## BEGIN Document section
The JSON macro model is intentionally declarative:

  • Each binding is input + trigger + ordered actions
  • The actions array is the macro
  • Tap actions already include the firmware's built-in tap gap
  • Use sleep_ms only for extra delay between macro steps
  • Prefer hid_shortcut_tap with modifiers plus key for keyboard chords and hid_usage_* for media/system HID

For the full JSON authoring reference, see the User Guide.

Project Structure

├── CMakeLists.txt          # Top-level project CMake
├── flash.ps1               # Build & flash helper script (PowerShell)
├── partitions.csv          # Custom partition table
├── sdkconfig.defaults      # Default Kconfig (PSRAM, LVGL core settings)
└── main/
    ├── CMakeLists.txt      # Component CMake
    ├── README.md           # Notes for the main app modules
    ├── action_engine.c     # Executes declarative mode actions
    ├── action_engine.h
    ├── audio_input.c       # ES7210 + I2S microphone capture wrapper
    ├── audio_input.h
    ├── boot_button.c       # GPIO0 polling and debounce
    ├── boot_button.h
    ├── input_router.c      # Normalizes raw BOOT/touch events into triggers
    ├── input_router.h
    ├── mode_config.c       # Hybrid JSON/fallback mode config entry point
    ├── mode_config.h
    ├── mode_json_loader.c  # JSON-to-runtime config compiler
    ├── mode_json_loader.h
    ├── mode_controller.c   # Active mode and temporary boot-mode control
    ├── mode_controller.h
    ├── mode_system.Readme.md
    ├── mode_types.h
    ├── ptt_state.c         # Small host-testable PTT transition state machine
    ├── ptt_state.h
    ├── usb_cdc_log.c       # CDC ACM virtual serial port log redirect
    ├── usb_cdc_log.h
    ├── usb_composite.c     # Composite USB HID + microphone + MSC + CDC transport
    ├── usb_composite.h
    ├── idf_component.yml   # IDF Component Manager dependencies
    ├── component.mk        # Legacy Make support
    ├── main.c              # App orchestration and queued mode/input/event handling
    ├── ui_status.c         # Current mode UI, BOOT overlay, and touch/swipe feedback
    └── ui_status.h

Key Configuration (sdkconfig.defaults)

  • Octal PSRAM with XIP enabled
  • 32 KB instruction cache / 64 KB data cache (64-byte lines)
## END Document section
## BEGIN Dataset rows
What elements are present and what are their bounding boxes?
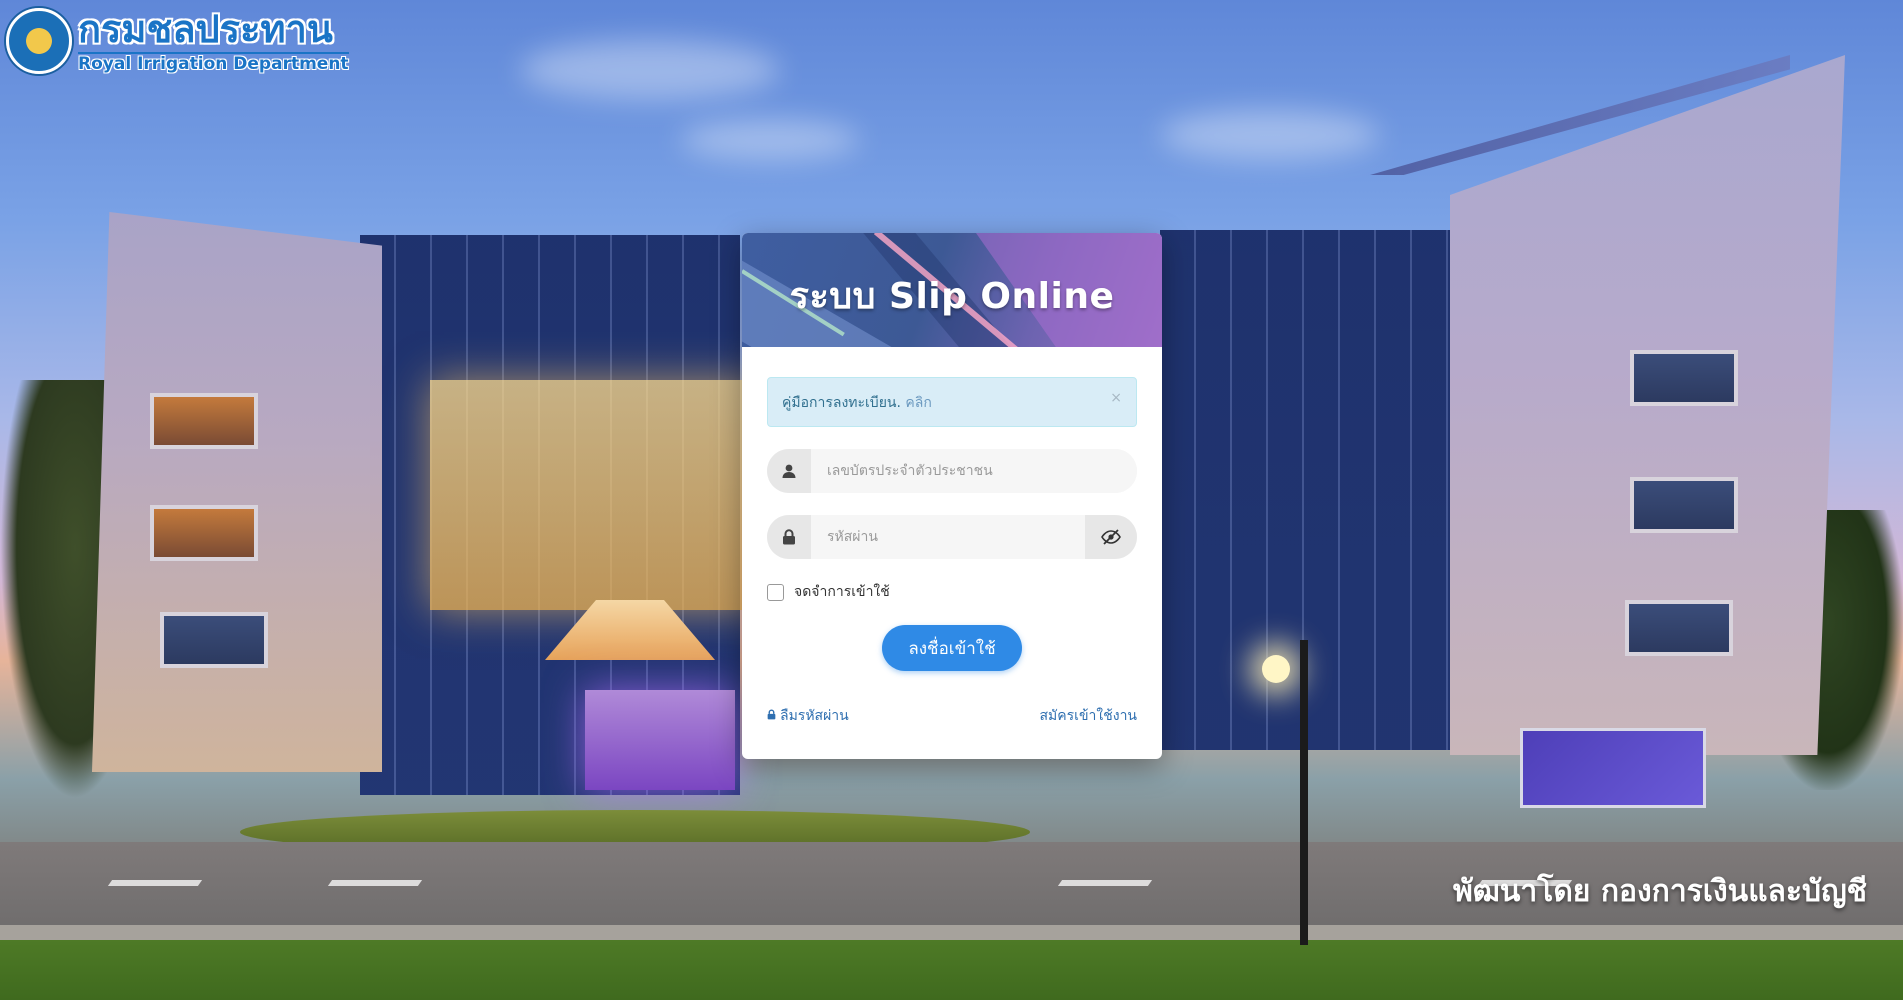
login-card: ระบบ Slip Online คู่มือการลงทะเบียน. คลิ… <box>742 233 1162 759</box>
forgot-password-link[interactable]: ลืมรหัสผ่าน <box>767 705 849 727</box>
org-name-th: กรมชลประทาน <box>78 6 333 51</box>
developer-credit: พัฒนาโดย กองการเงินและบัญชี <box>1452 874 1867 909</box>
guide-link[interactable]: คลิก <box>905 395 931 411</box>
id-number-group <box>767 449 1137 493</box>
system-title: ระบบ Slip Online <box>789 276 1115 317</box>
id-number-input[interactable] <box>811 449 1137 493</box>
register-link[interactable]: สมัครเข้าใช้งาน <box>1040 705 1137 727</box>
remember-checkbox[interactable] <box>767 583 784 601</box>
lock-icon <box>767 515 811 559</box>
login-button[interactable]: ลงชื่อเข้าใช้ <box>882 625 1022 671</box>
org-name-en: Royal Irrigation Department <box>78 51 349 74</box>
user-icon <box>767 449 811 493</box>
password-input[interactable] <box>811 515 1085 559</box>
rid-seal-icon <box>6 8 72 74</box>
brand-logo: กรมชลประทาน Royal Irrigation Department <box>6 8 349 74</box>
lock-icon <box>767 708 776 724</box>
password-group <box>767 515 1137 559</box>
alert-text: คู่มือการลงทะเบียน. <box>782 395 901 411</box>
registration-guide-alert: คู่มือการลงทะเบียน. คลิก × <box>767 377 1137 427</box>
eye-slash-icon[interactable] <box>1085 515 1137 559</box>
remember-me[interactable]: จดจำการเข้าใช้ <box>767 581 1137 603</box>
close-icon[interactable]: × <box>1110 390 1122 406</box>
remember-label: จดจำการเข้าใช้ <box>794 584 890 600</box>
card-footer-links: ลืมรหัสผ่าน สมัครเข้าใช้งาน <box>767 705 1137 727</box>
login-card-header: ระบบ Slip Online <box>742 233 1162 347</box>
## END Dataset rows
> _Challenges_
1) In the firmware README, which file normalizes raw BOOT/touch events into triggers?
2) Say whether each statement agrees with the firmware README, answering yes or no and quoting the deciding words: (a) Tap actions already include the firmware's built-in tap gap. (b) sleep_ms should be used for every delay in a macro. (c) boot_button.c handles GPIO0 polling and debounce.
3) Repeat word for word the stretch of the firmware README from "Project Structure" through "LVGL core settings)".

> _Task answers_
1) input_router.c

2)
(a) Yes: "Tap actions already include the firmware's built-in tap gap"
(b) No: "Use sleep_ms only for extra delay between macro steps"
(c) Yes: "boot_button.c       # GPIO0 polling and debounce"

3)
Project Structure

├── CMakeLists.txt          # Top-level project CMake
├── flash.ps1               # Build & flash helper script (PowerShell)
├── partitions.csv          # Custom partition table
├── sdkconfig.defaults      # Default Kconfig (PSRAM, LVGL core settings)